** start Material for this exercise **

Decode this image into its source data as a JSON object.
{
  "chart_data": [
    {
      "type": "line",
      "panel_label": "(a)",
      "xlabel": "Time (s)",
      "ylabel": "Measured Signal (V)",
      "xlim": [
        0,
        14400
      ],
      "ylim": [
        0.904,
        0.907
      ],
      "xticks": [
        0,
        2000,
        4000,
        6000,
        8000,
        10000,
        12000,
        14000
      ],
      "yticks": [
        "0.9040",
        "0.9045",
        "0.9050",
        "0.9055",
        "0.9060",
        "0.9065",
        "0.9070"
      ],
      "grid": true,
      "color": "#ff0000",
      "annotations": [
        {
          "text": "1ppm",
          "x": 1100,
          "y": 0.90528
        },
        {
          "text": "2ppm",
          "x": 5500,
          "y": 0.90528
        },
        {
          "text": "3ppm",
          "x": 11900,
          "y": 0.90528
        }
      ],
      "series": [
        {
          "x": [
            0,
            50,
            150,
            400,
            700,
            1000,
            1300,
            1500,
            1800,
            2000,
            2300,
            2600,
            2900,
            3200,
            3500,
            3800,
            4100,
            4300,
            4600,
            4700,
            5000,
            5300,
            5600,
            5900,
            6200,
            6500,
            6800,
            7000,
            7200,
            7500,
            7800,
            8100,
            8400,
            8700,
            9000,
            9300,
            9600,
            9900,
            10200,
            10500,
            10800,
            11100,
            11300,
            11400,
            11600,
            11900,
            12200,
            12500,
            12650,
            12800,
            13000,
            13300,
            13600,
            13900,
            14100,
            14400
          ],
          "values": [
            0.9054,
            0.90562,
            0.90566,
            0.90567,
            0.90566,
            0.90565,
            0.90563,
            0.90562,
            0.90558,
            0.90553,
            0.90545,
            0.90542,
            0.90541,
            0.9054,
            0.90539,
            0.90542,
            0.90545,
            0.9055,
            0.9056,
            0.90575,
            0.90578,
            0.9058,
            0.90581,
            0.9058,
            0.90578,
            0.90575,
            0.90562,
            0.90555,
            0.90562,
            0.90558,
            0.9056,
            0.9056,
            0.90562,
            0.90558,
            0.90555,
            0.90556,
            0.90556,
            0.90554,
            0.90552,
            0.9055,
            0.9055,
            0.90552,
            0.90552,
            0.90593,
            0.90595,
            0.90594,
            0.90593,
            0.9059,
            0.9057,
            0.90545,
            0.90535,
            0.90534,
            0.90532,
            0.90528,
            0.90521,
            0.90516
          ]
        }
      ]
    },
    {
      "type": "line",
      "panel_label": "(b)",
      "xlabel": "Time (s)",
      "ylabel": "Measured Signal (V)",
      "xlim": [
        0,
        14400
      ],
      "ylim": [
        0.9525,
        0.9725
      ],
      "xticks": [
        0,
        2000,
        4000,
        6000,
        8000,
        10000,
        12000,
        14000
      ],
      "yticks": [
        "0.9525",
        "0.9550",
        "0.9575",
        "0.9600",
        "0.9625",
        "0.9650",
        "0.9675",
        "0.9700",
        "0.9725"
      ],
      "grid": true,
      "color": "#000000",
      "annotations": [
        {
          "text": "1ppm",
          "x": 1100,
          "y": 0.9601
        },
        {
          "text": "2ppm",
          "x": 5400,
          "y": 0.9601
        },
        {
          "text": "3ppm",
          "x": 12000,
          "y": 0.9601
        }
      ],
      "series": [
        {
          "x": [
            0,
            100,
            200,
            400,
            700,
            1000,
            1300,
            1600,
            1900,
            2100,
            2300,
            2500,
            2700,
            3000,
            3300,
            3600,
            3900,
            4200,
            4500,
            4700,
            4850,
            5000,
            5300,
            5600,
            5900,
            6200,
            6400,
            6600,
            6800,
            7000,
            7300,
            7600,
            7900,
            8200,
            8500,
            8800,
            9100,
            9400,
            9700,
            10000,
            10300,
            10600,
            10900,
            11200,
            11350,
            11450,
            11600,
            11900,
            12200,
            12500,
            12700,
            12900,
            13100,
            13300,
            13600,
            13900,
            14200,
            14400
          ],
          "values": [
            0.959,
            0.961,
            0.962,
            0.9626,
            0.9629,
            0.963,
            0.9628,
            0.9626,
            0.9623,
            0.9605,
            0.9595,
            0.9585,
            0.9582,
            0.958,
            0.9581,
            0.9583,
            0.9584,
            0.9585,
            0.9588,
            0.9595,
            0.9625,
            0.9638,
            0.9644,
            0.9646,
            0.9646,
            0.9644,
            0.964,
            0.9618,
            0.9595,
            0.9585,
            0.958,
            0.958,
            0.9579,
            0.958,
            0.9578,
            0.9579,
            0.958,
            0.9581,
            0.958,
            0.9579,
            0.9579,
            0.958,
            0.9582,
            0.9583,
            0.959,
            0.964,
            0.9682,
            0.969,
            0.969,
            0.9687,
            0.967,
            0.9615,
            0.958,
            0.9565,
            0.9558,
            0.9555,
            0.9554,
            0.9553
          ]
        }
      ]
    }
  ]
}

** end Material for this exercise **

- [Exercise brief]
Repeat the data in its entirety, character for character.

- [Exercise answer]
Decode this image into its source data as a JSON object.
{
  "chart_data": [
    {
      "type": "line",
      "panel_label": "(a)",
      "xlabel": "Time (s)",
      "ylabel": "Measured Signal (V)",
      "xlim": [
        0,
        14400
      ],
      "ylim": [
        0.904,
        0.907
      ],
      "xticks": [
        0,
        2000,
        4000,
        6000,
        8000,
        10000,
        12000,
        14000
      ],
      "yticks": [
        "0.9040",
        "0.9045",
        "0.9050",
        "0.9055",
        "0.9060",
        "0.9065",
        "0.9070"
      ],
      "grid": true,
      "color": "#ff0000",
      "annotations": [
        {
          "text": "1ppm",
          "x": 1100,
          "y": 0.90528
        },
        {
          "text": "2ppm",
          "x": 5500,
          "y": 0.90528
        },
        {
          "text": "3ppm",
          "x": 11900,
          "y": 0.90528
        }
      ],
      "series": [
        {
          "x": [
            0,
            50,
            150,
            400,
            700,
            1000,
            1300,
            1500,
            1800,
            2000,
            2300,
            2600,
            2900,
            3200,
            3500,
            3800,
            4100,
            4300,
            4600,
            4700,
            5000,
            5300,
            5600,
            5900,
            6200,
            6500,
            6800,
            7000,
            7200,
            7500,
            7800,
            8100,
            8400,
            8700,
            9000,
            9300,
            9600,
            9900,
            10200,
            10500,
            10800,
            11100,
            11300,
            11400,
            11600,
            11900,
            12200,
            12500,
            12650,
            12800,
            13000,
            13300,
            13600,
            13900,
            14100,
            14400
          ],
          "values": [
            0.9054,
            0.90562,
            0.90566,
            0.90567,
            0.90566,
            0.90565,
            0.90563,
            0.90562,
            0.90558,
            0.90553,
            0.90545,
            0.90542,
            0.90541,
            0.9054,
            0.90539,
            0.90542,
            0.90545,
            0.9055,
            0.9056,
            0.90575,
            0.90578,
            0.9058,
            0.90581,
            0.9058,
            0.90578,
            0.90575,
            0.90562,
            0.90555,
            0.90562,
            0.90558,
            0.9056,
            0.9056,
            0.90562,
            0.90558,
            0.90555,
            0.90556,
            0.90556,
            0.90554,
            0.90552,
            0.9055,
            0.9055,
            0.90552,
            0.90552,
            0.90593,
            0.90595,
            0.90594,
            0.90593,
            0.9059,
            0.9057,
            0.90545,
            0.90535,
            0.90534,
            0.90532,
            0.90528,
            0.90521,
            0.90516
          ]
        }
      ]
    },
    {
      "type": "line",
      "panel_label": "(b)",
      "xlabel": "Time (s)",
      "ylabel": "Measured Signal (V)",
      "xlim": [
        0,
        14400
      ],
      "ylim": [
        0.9525,
        0.9725
      ],
      "xticks": [
        0,
        2000,
        4000,
        6000,
        8000,
        10000,
        12000,
        14000
      ],
      "yticks": [
        "0.9525",
        "0.9550",
        "0.9575",
        "0.9600",
        "0.9625",
        "0.9650",
        "0.9675",
        "0.9700",
        "0.9725"
      ],
      "grid": true,
      "color": "#000000",
      "annotations": [
        {
          "text": "1ppm",
          "x": 1100,
          "y": 0.9601
        },
        {
          "text": "2ppm",
          "x": 5400,
          "y": 0.9601
        },
        {
          "text": "3ppm",
          "x": 12000,
          "y": 0.9601
        }
      ],
      "series": [
        {
          "x": [
            0,
            100,
            200,
            400,
            700,
            1000,
            1300,
            1600,
            1900,
            2100,
            2300,
            2500,
            2700,
            3000,
            3300,
            3600,
            3900,
            4200,
            4500,
            4700,
            4850,
            5000,
            5300,
            5600,
            5900,
            6200,
            6400,
            6600,
            6800,
            7000,
            7300,
            7600,
            7900,
            8200,
            8500,
            8800,
            9100,
            9400,
            9700,
            10000,
            10300,
            10600,
            10900,
            11200,
            11350,
            11450,
            11600,
            11900,
            12200,
            12500,
            12700,
            12900,
            13100,
            13300,
            13600,
            13900,
            14200,
            14400
          ],
          "values": [
            0.959,
            0.961,
            0.962,
            0.9626,
            0.9629,
            0.963,
            0.9628,
            0.9626,
            0.9623,
            0.9605,
            0.9595,
            0.9585,
            0.9582,
            0.958,
            0.9581,
            0.9583,
            0.9584,
            0.9585,
            0.9588,
            0.9595,
            0.9625,
            0.9638,
            0.9644,
            0.9646,
            0.9646,
            0.9644,
            0.964,
            0.9618,
            0.9595,
            0.9585,
            0.958,
            0.958,
            0.9579,
            0.958,
            0.9578,
            0.9579,
            0.958,
            0.9581,
            0.958,
            0.9579,
            0.9579,
            0.958,
            0.9582,
            0.9583,
            0.959,
            0.964,
            0.9682,
            0.969,
            0.969,
            0.9687,
            0.967,
            0.9615,
            0.958,
            0.9565,
            0.9558,
            0.9555,
            0.9554,
            0.9553
          ]
        }
      ]
    }
  ]
}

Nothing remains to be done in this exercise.